● **What the task asks**
Select every line holding the word "will" and copy it.

● **Data to use**
>> BEGIN

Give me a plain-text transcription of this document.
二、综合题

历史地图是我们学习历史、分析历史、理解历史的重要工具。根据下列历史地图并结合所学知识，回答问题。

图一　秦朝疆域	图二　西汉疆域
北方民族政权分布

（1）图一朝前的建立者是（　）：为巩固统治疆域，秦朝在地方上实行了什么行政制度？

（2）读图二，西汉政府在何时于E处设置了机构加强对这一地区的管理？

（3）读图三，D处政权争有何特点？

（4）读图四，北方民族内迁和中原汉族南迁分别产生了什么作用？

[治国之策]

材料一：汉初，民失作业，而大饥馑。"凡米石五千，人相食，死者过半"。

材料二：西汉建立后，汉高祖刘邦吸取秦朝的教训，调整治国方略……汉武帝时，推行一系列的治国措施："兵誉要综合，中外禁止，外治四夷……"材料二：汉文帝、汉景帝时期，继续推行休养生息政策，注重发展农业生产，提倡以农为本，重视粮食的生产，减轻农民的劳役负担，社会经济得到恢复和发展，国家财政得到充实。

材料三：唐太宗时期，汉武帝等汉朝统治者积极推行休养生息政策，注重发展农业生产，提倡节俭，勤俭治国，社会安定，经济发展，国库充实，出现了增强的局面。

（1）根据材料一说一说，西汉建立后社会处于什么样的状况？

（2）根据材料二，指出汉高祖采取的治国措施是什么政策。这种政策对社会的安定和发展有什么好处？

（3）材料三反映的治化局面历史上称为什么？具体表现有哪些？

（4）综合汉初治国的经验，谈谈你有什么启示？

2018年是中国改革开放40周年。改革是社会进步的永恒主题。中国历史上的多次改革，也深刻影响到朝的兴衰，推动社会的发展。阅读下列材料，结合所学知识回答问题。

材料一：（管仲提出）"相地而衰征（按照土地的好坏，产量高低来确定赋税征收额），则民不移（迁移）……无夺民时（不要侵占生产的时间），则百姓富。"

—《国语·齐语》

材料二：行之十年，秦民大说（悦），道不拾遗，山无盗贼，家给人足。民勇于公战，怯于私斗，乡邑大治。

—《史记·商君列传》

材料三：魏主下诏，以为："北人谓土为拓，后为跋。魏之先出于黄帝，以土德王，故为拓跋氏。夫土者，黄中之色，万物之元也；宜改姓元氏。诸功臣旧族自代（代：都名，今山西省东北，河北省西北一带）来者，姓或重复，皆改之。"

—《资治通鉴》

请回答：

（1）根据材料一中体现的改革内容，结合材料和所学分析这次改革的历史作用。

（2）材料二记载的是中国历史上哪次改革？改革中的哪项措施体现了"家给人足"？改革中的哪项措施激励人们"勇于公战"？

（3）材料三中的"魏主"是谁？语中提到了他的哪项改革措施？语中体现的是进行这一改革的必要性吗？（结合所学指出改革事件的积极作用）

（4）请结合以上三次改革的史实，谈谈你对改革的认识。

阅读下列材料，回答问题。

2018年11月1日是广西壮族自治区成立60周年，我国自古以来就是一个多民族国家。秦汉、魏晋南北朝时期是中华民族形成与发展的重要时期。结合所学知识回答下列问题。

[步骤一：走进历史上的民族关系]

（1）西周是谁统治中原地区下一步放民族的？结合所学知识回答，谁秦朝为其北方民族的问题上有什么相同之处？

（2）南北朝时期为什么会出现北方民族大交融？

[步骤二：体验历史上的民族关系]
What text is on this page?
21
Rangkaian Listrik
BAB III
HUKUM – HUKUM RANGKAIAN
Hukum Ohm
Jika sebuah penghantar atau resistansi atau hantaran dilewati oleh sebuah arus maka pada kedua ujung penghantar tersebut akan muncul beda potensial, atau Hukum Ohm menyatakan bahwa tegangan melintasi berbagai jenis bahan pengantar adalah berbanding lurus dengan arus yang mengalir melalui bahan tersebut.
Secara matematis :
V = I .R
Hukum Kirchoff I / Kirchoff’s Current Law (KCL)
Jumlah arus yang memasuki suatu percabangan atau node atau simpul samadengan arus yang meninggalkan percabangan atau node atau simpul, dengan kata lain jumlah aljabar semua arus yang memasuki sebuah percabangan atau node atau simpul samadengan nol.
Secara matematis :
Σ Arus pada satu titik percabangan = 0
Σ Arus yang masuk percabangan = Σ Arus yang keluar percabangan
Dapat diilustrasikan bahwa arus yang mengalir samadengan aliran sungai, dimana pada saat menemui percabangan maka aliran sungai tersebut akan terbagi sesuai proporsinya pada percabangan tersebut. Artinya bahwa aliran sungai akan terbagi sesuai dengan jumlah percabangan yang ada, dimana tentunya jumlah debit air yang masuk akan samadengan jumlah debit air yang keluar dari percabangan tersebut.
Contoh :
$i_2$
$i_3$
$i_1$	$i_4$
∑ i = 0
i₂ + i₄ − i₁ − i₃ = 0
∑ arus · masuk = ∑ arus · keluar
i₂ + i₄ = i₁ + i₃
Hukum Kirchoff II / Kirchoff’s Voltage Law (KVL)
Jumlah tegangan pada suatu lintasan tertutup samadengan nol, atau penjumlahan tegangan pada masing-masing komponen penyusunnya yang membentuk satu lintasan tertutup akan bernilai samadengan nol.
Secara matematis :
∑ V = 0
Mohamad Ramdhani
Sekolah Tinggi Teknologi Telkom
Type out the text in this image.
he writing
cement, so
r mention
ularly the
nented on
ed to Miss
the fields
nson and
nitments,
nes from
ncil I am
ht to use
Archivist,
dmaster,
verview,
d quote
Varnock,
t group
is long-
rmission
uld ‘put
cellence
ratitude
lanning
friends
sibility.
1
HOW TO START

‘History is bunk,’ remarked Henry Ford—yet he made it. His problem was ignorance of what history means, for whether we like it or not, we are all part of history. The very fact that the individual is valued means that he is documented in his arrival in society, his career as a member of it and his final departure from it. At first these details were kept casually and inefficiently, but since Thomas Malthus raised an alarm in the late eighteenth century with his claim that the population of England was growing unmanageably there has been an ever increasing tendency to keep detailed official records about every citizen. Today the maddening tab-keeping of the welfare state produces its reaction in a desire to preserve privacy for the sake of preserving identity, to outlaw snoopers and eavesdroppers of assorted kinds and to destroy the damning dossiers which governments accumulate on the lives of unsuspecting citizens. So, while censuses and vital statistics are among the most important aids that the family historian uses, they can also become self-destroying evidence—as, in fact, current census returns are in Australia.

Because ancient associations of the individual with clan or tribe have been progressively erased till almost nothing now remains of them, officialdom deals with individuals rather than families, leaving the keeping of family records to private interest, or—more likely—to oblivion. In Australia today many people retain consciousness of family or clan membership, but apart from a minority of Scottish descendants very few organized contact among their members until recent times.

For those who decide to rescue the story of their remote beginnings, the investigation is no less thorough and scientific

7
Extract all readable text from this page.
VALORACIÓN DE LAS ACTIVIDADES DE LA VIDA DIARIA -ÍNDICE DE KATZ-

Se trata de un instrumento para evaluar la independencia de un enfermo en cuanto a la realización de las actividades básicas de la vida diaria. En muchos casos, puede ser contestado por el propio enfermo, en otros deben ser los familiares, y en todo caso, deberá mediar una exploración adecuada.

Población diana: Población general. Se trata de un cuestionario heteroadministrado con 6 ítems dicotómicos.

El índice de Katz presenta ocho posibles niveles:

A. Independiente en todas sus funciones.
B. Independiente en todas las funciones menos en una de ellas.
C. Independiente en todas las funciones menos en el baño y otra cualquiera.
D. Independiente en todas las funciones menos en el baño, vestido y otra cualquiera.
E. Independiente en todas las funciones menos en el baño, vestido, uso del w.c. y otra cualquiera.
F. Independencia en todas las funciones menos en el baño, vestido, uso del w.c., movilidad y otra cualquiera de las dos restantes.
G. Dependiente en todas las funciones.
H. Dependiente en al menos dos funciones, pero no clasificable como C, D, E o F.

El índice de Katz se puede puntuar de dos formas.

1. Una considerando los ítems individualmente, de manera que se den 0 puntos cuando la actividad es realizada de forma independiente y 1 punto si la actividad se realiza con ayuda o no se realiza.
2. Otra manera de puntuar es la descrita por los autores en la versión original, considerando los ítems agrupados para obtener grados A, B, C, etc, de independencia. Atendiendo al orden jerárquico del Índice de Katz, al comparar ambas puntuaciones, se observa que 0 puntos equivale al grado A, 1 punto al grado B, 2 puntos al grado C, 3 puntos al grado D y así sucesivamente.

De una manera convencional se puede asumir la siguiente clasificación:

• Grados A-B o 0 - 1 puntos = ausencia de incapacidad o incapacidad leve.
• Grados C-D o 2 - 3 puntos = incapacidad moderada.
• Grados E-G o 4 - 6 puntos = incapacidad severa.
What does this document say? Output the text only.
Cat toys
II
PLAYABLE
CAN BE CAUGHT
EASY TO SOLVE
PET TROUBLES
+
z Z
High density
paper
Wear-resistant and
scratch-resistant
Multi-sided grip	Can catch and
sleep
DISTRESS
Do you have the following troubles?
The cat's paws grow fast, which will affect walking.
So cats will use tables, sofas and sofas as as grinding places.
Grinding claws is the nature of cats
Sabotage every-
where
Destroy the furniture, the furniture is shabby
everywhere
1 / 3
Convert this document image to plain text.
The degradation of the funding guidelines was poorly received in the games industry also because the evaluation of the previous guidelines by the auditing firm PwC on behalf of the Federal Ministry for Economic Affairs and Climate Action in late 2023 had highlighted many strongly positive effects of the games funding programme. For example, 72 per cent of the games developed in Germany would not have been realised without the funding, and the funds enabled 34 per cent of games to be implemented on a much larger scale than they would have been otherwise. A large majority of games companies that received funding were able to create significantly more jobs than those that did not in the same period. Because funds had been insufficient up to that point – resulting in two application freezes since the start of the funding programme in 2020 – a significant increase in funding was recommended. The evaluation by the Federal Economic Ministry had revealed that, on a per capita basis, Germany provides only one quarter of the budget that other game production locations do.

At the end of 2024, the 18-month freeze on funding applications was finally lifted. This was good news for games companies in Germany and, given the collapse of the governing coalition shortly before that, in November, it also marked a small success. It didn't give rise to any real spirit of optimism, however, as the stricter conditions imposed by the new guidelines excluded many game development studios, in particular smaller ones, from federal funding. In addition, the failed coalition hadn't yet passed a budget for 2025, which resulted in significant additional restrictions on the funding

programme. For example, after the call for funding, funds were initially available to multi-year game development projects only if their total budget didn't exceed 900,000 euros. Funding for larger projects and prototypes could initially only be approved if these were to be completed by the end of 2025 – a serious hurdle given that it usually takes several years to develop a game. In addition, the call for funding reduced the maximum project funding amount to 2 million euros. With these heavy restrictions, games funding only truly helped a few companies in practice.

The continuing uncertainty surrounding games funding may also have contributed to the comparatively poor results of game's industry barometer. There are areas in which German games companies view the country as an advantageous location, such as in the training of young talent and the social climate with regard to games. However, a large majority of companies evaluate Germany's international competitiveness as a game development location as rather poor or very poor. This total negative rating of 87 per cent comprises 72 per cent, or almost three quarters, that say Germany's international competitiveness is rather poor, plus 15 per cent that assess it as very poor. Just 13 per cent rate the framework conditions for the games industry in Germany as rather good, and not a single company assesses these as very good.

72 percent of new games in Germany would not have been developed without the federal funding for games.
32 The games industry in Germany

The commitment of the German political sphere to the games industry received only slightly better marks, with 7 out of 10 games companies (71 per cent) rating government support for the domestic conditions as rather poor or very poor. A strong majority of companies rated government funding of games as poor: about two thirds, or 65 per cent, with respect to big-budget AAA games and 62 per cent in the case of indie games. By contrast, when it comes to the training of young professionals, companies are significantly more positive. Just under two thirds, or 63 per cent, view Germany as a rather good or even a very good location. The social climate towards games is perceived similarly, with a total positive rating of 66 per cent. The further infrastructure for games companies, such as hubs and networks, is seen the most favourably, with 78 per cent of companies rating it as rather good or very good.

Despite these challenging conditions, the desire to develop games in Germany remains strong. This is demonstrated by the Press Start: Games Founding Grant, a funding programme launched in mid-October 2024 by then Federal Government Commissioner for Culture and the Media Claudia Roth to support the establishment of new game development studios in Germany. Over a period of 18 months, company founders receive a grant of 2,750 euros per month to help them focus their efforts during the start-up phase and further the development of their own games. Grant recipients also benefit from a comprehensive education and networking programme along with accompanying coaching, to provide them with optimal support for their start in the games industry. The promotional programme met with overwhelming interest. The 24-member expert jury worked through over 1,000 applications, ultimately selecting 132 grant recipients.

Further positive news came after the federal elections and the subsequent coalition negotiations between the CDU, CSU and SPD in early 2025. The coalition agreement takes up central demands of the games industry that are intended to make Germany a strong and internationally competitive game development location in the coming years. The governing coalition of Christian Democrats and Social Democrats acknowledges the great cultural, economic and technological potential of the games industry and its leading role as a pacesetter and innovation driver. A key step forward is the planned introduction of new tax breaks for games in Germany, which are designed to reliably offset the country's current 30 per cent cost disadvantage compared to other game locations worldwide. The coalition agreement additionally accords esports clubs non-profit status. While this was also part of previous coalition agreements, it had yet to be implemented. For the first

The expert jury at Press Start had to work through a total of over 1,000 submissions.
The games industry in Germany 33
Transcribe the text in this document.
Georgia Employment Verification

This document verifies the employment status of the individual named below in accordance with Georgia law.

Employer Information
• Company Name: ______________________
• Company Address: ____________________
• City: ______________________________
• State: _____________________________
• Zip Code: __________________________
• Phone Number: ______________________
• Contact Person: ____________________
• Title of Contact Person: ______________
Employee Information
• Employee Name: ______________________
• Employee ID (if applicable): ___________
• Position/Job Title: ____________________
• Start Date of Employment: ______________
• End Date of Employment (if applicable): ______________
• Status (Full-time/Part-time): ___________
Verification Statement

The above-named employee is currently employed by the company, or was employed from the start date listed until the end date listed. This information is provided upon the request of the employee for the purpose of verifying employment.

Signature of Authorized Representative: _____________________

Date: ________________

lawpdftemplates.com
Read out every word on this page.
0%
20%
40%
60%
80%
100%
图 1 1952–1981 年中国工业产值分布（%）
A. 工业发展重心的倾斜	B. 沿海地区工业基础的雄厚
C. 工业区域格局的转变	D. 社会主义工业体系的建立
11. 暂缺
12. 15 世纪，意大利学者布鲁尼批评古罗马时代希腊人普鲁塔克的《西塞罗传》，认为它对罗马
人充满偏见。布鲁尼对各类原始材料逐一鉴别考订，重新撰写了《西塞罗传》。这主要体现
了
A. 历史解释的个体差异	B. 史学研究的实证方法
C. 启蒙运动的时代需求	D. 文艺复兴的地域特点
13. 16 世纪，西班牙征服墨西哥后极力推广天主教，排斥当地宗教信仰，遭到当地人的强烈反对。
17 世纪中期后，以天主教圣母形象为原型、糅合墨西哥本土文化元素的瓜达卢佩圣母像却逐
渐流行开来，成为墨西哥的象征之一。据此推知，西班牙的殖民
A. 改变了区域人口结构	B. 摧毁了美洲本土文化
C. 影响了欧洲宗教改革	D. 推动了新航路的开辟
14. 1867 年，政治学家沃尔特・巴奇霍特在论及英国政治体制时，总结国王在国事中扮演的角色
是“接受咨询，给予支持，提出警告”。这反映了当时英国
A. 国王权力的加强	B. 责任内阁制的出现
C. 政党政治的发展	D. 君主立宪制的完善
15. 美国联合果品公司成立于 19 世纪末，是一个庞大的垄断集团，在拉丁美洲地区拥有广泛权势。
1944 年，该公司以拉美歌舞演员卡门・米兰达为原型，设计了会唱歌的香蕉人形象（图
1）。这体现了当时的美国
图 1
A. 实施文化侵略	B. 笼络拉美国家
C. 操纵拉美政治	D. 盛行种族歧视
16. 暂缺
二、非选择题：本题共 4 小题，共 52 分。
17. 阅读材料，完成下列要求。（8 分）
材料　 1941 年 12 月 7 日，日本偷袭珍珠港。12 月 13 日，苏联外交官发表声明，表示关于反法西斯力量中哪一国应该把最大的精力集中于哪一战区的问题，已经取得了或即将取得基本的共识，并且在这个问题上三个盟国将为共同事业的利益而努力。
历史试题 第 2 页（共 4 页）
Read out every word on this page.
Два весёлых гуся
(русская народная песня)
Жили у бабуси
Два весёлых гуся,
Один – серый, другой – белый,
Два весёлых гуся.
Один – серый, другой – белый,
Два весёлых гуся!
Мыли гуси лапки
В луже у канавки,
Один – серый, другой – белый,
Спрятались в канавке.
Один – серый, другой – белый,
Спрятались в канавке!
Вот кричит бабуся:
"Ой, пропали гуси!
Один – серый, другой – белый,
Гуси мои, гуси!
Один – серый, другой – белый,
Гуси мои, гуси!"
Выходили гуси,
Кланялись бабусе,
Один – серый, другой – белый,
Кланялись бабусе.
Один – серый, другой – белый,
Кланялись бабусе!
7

>> END

● **Written answer**
The cat's paws grow fast, which will affect walking.
So cats will use tables, sofas and sofas as as grinding places.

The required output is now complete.